▸ Your objective
Collect all lines containing the word "structured" from the data.

(Extracted records)
====

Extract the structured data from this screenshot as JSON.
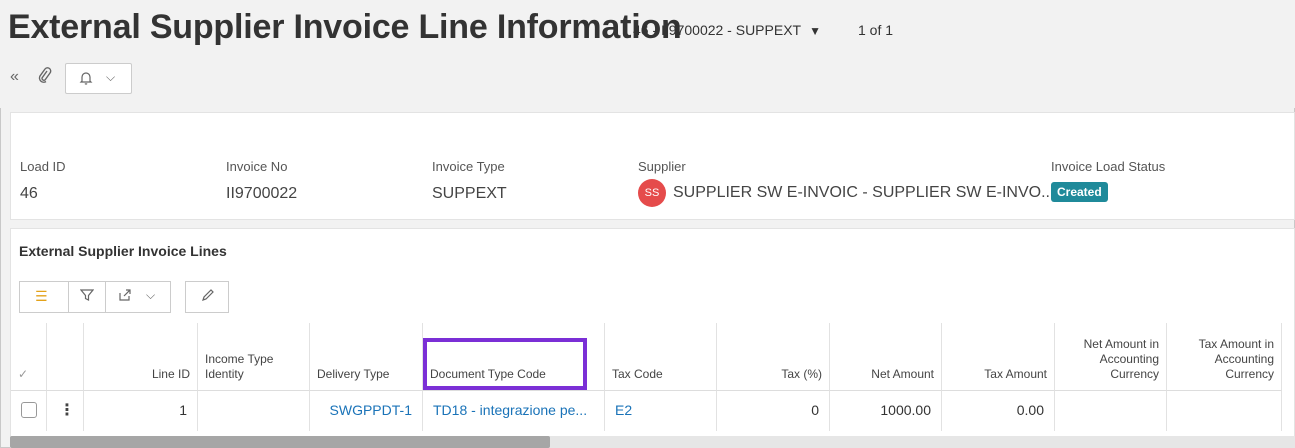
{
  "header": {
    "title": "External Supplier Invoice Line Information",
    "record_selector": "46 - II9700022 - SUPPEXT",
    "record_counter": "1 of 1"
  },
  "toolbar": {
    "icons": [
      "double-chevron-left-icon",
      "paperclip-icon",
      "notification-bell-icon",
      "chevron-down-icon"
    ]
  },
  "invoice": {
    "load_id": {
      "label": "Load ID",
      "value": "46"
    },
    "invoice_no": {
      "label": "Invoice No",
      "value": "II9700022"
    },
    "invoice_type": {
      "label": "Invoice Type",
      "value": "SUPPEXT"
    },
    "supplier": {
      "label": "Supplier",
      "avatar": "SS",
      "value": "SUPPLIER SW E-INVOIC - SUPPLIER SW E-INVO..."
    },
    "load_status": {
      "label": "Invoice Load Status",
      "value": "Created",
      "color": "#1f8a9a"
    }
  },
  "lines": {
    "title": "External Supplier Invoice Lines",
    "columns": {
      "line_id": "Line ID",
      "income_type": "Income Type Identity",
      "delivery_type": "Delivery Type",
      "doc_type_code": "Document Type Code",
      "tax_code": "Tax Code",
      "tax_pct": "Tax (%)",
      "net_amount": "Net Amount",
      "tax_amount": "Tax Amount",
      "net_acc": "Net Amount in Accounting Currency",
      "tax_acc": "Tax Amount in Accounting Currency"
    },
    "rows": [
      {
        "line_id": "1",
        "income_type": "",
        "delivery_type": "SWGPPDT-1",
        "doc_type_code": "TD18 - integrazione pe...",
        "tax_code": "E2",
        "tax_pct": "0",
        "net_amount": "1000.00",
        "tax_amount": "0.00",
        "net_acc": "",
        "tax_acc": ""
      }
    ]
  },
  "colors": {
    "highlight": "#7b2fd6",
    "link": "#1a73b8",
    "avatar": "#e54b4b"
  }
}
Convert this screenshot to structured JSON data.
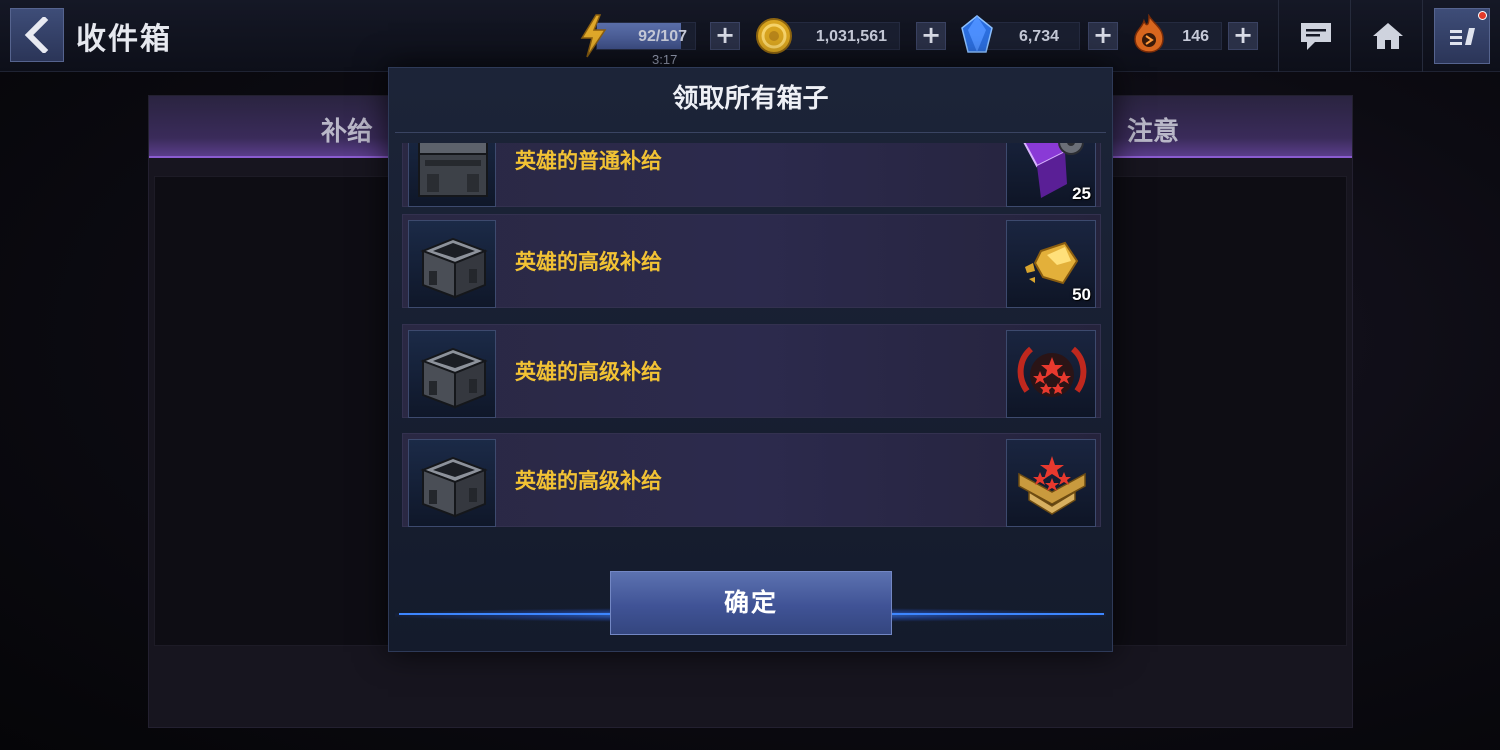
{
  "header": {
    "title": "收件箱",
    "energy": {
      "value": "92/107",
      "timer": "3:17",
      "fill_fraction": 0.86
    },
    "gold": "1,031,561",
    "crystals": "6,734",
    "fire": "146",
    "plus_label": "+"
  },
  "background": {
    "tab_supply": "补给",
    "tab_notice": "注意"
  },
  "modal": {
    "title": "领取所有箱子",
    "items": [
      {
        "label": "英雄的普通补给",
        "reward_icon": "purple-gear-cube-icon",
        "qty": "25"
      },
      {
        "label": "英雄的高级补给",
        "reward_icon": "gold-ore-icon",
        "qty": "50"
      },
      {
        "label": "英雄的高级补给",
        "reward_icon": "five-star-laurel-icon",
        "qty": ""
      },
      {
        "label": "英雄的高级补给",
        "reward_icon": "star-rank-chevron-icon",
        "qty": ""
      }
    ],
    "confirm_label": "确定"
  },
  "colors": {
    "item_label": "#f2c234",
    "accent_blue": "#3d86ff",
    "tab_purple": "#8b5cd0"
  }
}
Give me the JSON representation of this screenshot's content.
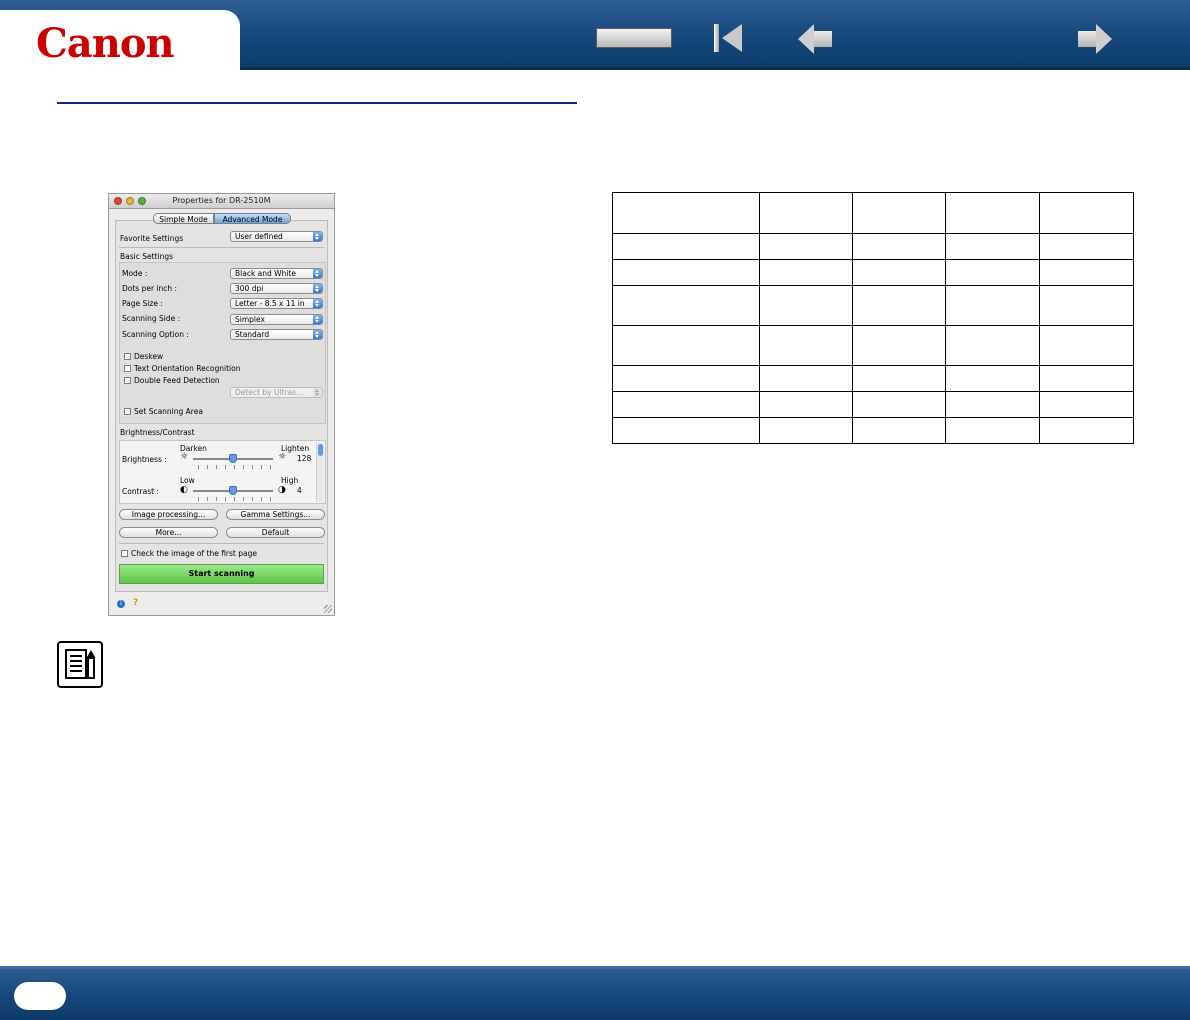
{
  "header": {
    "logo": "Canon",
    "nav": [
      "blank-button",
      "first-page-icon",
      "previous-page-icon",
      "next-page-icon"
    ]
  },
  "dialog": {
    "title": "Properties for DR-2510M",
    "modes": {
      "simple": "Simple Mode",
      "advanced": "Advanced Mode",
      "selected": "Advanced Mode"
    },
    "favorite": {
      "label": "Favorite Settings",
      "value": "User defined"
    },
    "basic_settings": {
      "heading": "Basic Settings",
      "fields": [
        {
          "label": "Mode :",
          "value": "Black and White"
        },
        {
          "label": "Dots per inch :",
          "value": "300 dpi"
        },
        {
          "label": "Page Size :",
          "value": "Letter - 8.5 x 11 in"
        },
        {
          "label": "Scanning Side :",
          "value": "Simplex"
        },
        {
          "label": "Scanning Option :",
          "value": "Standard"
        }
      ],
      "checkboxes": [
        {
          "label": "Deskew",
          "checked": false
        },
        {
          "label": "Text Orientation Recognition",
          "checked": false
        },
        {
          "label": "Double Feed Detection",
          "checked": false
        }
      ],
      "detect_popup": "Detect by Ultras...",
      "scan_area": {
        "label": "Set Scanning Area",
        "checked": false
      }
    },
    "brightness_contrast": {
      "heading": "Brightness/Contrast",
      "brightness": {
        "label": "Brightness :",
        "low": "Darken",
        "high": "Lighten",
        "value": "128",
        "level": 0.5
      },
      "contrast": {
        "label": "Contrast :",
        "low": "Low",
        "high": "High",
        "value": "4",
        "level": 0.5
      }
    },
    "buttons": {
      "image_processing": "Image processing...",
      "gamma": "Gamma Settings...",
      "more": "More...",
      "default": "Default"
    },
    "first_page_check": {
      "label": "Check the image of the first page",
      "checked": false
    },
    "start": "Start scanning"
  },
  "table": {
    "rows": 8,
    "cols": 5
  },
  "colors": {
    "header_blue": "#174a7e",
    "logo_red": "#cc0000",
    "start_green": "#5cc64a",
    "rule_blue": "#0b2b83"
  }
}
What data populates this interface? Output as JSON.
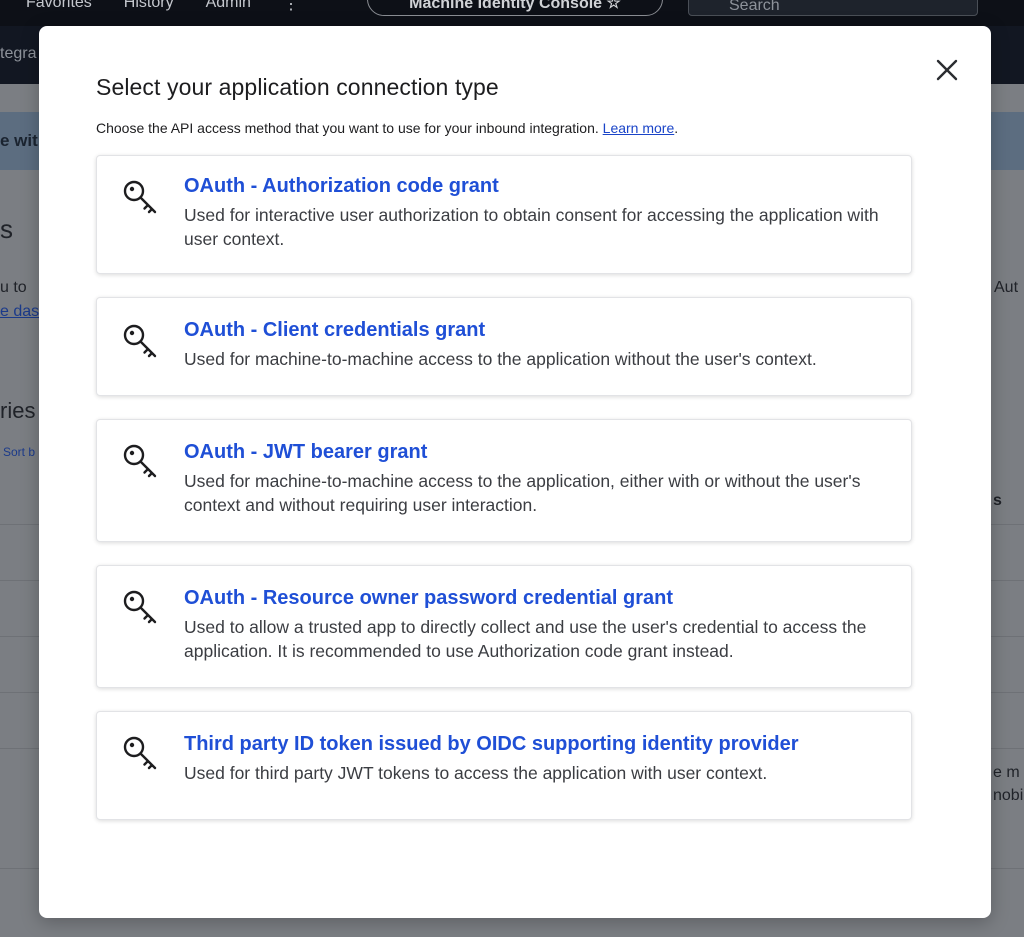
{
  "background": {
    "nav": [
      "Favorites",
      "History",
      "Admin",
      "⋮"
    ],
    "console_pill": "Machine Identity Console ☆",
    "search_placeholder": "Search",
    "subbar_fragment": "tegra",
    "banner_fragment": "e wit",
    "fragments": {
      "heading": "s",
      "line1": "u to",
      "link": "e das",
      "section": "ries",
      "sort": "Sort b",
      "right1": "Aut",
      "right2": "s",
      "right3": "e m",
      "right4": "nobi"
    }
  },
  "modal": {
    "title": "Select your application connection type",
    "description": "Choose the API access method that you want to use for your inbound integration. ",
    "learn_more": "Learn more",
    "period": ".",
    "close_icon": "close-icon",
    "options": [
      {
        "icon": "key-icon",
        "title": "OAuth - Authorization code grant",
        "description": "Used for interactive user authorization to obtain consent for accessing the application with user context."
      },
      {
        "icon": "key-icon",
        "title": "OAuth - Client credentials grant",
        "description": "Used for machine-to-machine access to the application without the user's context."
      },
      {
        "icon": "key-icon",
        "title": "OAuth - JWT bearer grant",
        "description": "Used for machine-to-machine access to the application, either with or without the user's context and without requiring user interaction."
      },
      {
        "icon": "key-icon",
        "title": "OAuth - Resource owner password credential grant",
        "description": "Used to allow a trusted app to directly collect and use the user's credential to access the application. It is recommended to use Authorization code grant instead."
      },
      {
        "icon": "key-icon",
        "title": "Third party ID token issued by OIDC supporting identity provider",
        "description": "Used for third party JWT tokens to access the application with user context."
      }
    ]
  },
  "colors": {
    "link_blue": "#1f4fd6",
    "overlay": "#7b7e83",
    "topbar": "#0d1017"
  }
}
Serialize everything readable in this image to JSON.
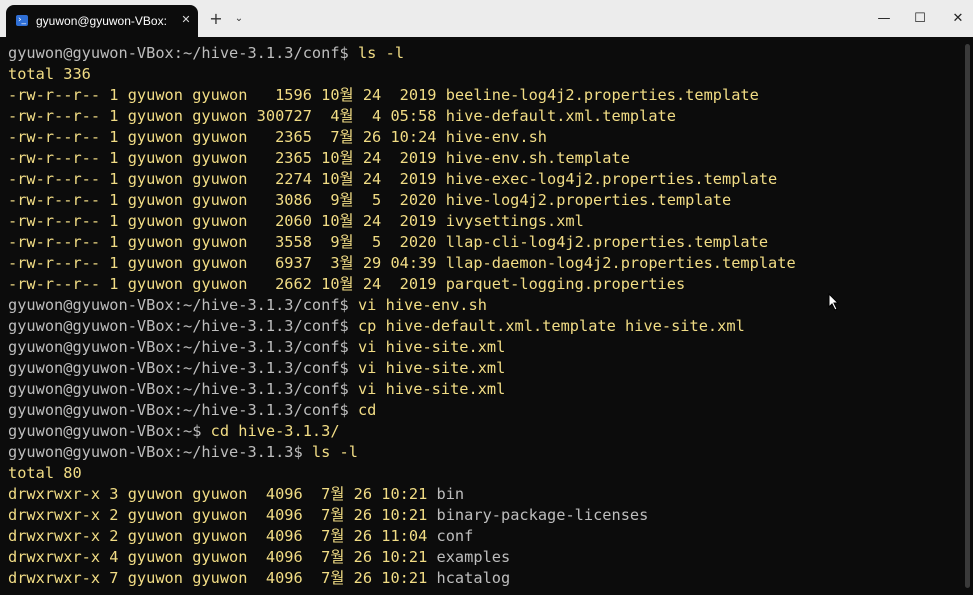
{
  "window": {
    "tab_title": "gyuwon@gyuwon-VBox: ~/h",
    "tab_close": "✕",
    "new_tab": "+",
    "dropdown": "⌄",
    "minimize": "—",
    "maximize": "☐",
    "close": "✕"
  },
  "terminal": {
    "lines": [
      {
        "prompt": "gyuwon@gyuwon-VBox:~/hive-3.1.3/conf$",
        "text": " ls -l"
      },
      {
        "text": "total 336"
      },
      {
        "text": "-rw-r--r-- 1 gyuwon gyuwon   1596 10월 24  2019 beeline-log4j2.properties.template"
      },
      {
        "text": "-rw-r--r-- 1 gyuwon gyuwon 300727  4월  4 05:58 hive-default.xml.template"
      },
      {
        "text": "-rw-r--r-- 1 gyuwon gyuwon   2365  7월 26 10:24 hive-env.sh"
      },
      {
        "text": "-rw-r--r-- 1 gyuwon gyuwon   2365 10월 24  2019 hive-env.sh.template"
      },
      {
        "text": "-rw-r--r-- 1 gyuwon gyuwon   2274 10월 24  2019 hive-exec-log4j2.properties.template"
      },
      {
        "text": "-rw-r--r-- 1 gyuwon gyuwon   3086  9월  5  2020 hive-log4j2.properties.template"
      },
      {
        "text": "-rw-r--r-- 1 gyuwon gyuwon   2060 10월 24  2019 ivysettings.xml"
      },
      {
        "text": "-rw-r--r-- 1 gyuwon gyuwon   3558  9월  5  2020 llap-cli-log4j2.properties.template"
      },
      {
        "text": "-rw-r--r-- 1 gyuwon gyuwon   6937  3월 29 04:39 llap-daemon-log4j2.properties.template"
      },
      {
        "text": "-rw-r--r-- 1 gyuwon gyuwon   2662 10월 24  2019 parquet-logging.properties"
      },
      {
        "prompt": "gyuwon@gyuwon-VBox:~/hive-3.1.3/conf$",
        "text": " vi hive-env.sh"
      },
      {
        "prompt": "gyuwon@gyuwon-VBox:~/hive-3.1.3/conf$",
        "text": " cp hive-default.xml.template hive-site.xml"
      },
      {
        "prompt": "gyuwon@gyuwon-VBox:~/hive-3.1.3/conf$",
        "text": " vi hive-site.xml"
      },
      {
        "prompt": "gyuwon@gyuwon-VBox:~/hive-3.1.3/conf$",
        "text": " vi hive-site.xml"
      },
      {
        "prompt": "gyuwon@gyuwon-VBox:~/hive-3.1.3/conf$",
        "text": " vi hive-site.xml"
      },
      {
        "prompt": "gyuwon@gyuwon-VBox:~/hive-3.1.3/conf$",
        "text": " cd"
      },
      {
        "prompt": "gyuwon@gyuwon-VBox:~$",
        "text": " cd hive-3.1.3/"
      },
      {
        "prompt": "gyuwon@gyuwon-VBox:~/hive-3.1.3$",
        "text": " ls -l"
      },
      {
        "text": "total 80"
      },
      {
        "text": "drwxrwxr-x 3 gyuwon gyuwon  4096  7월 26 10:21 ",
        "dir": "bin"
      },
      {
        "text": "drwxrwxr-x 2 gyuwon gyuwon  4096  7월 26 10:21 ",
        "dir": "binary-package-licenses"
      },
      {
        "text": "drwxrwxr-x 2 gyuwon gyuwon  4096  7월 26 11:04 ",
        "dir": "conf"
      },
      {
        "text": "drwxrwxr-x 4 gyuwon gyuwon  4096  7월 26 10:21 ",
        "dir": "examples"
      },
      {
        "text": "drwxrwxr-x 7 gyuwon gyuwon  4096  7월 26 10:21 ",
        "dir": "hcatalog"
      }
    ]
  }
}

====

▸ Solution below
Extract the structured data from this screenshot as JSON.
Convert this screenshot to structured JSON data.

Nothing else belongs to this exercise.